▸ WHAT THE TASK REQUIRES
Only the pictures are left out: repeat the rest of the entries exactly.

-- START OF MATERIAL FOR THE TASK --

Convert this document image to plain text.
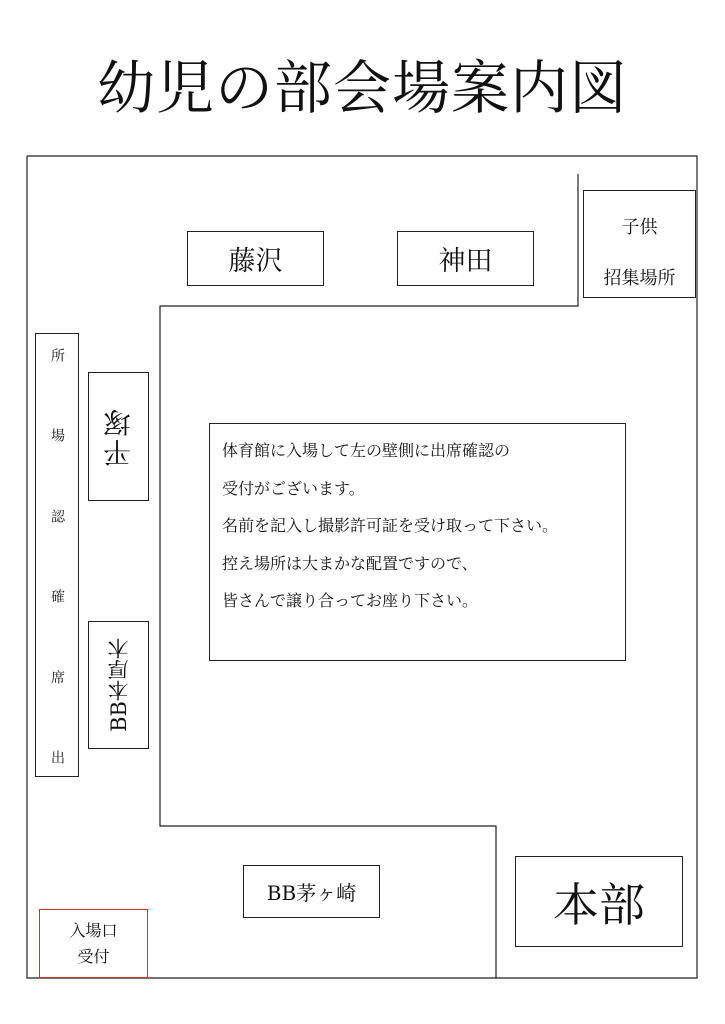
幼児の部会場案内図
藤沢	神田
子供
招集場所
所
場
認
確
席
出
平塚
BB本厚木
体育館に入場して左の壁側に出席確認の
受付がございます。
名前を記入し撮影許可証を受け取って下さい。
控え場所は大まかな配置ですので、
皆さんで譲り合ってお座り下さい。
BB茅ヶ崎	本部
入場口
受付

-- END OF MATERIAL FOR THE TASK --

▸ FINISHED TASK
Convert this document image to plain text.
幼児の部会場案内図
藤沢	神田
子供
招集場所
所
場
認
確
席
出
平塚
BB本厚木
体育館に入場して左の壁側に出席確認の
受付がございます。
名前を記入し撮影許可証を受け取って下さい。
控え場所は大まかな配置ですので、
皆さんで譲り合ってお座り下さい。
BB茅ヶ崎	本部
入場口
受付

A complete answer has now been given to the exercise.